* SEITENTEXT *
Übungen zur Entdeckung der eigenen Berufung und wie man sich an die Taufe erinnert

Der fünfte Satz der Geistlichen Regel ist (auch in der Fassung des Berneuchener Dienstes) unbefriedigend. In ihm wird die Verantwortung angesprochen, die jeder Mensch in seinem Lebensumfeld hat und wahrnehmen soll. Das ist aber mehr in Kennzeichen des Menschlichen und weniger eins des Christlichen. Hier wäre der Ort gewesen, um auf die Taufe zu sprechen zu kommen, die aber in dieser Regel nicht thematisiert wird und deren Bedeutung für die Gestaltung des geistlichen Lebens deswegen nicht zur Sprache kommen kann. Dieses Versäumnis teilt sie mit dem anderen für die evangelische Kirche bedeutsamen Text dieser Jahre, der Barmer Theologischen Erklärung (1934). Auch sie hat die Taufe nicht erwähnt, die wohl dort in der 2. These, in der es um “Zuspruch und Anspruch” geht, hätte genannt werden müssen. Ursache dafür ist wohl, dass die Taufe durch die Kindertaufpraxis nur selten im Gemeindeleben und im Vollzug des Glaubens in Erscheinung tritt. Die Bedeutung der Taufe bzw. des Getauftseins tritt daher nur selten ins Bewusstsein. Dass mit der Taufe das Fundament für die christliche Existenz und ein Leben im Glauben gelegt wird und diese im Kern Entfaltung der Taufe sind, bleibt weitgehend unsichtbar.

* ANSTEHENDE AUFGABEN *
A - Welche Erklärung aus dem Jahr 1934 erwähnt die Taufe laut dem Text über die Taufe ebenfalls nicht?
B - Setze den Text über die Taufe im Anschluss an seinen letzten Satz fort.

* BEREITGESTELLTES MATERIAL *
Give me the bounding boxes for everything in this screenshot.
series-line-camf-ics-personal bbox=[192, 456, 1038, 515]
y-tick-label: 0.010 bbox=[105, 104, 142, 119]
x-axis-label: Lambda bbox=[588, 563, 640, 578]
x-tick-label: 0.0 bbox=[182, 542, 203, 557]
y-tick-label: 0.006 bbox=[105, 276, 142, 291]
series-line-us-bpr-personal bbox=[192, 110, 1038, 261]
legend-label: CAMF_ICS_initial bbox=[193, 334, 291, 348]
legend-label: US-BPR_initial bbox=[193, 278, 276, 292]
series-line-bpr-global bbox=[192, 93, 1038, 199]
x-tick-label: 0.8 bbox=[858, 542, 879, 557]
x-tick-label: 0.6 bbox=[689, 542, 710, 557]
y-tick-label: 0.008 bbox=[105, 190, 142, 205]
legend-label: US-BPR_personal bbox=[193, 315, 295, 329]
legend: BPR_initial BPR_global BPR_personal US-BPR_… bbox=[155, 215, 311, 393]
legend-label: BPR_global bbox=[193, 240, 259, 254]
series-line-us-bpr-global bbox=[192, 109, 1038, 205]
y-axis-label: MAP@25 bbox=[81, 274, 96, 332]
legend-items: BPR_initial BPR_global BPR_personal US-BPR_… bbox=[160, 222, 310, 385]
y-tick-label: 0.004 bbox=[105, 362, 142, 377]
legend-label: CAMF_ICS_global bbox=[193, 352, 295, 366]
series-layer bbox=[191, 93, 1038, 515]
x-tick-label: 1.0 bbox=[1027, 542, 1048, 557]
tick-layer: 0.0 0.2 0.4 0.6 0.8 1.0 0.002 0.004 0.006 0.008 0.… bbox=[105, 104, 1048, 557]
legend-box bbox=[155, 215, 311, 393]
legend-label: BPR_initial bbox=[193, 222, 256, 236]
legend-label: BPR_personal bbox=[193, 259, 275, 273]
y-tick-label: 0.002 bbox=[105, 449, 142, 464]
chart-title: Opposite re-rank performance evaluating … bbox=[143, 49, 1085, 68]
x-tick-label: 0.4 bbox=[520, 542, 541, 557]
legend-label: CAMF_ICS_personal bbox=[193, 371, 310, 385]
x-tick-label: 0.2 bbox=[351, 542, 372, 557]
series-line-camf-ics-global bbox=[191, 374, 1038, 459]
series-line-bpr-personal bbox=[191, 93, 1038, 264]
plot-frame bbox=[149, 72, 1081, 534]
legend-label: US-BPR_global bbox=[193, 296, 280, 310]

* DIE ANTWORTEN *
A - Die Barmer Theologische Erklärung.

B -
Vorbild und Grundmuster der Taufe ist die Taufe Jesu selbst. Während seiner Taufe, so berichten die Evangelien, öffnete sich der Himmel über ihm und er hört die Worte: Du bist mein Sohn, an dir habe ich Gefallen. Jesus wusste von da an, dass er sich absolut auf Gott verlassen konnte, und er erfuhr die unmittelbare Nähe Gottes. Zugleich begann mit der Taufe sein Weg in die Öffentlichkeit und seine Predigt des kommenden Gottesreiches. Seine Taufe war, wie jede Berufung in den biblischen Geschichten, zum einen die Zusage der unverbrüchlichen Treue Gottes zum Berufenen, zum anderen seine Sendung und Beauftragung. Nach der Taufe zieht sich Jesus zunächst in die Wüste zurück, dann aber beginnt er seinen Weg in die Öffentlichkeit mit der Ankündigung des kommenden Reiches Gottes, der zeichenhaften Heilung und Vergebung, den Tischgemeinschaften, der Berufung in die Nachfolge und der Auseinandersetzung mit den Pharisäern und Schriftgelehrten.

 

Dieses Erlebnis während der Taufe ist ein Schlüssel, um Jesus zu verstehen. Menschen, die ihm begegneten, kamen mit Gott in Berührung und erlebten gewissermaßen den offenen Himmel. Wo das geschah, konnte man vom Anbruch des Reiches oder der Herrschaft Gottes sprechen, die mitten unter ihnen war (Lukas 17,21). Indem aber Jesus dennoch nicht “der Getaufte”, sondern “der Gesalbte” heißt, tritt er damit in die Tradition jener biblischen Menschen, die im Auftrag und in der Vollmacht Gottes handeln und in deren Handeln es Gott selbst ist, der handelt und gegenwärtig ist. Dazu gehören Könige, Propheten und Priester, die dafür gesalbt wurden. Im Neuen Testament wird die Salbung als Gebet um Dämonenaustreibung und Heilung erwähnt (Mk 6,13; Jak 5,14). Das Ritual der Salbung weist also auf die Anwesenheit Christus mitten unter uns (vgl. Mt 18,20), die Anwesenheit Gottes in Christus und den Anbruch seiner Herrschaft in seinem Reden und Handeln hin. Dietrich Bonhoeffer hat zwar nicht die Kirche an sich, wohl aber die um das Wort Gottes versammelte Gemeinde als “Christus, der als Gemeinde existiert” bezeichnet. Die Salbung würde auf die Anwesenheit und das Wirken des als Gemeinde existierenden “Gesalbten”, des Christus hinweisen.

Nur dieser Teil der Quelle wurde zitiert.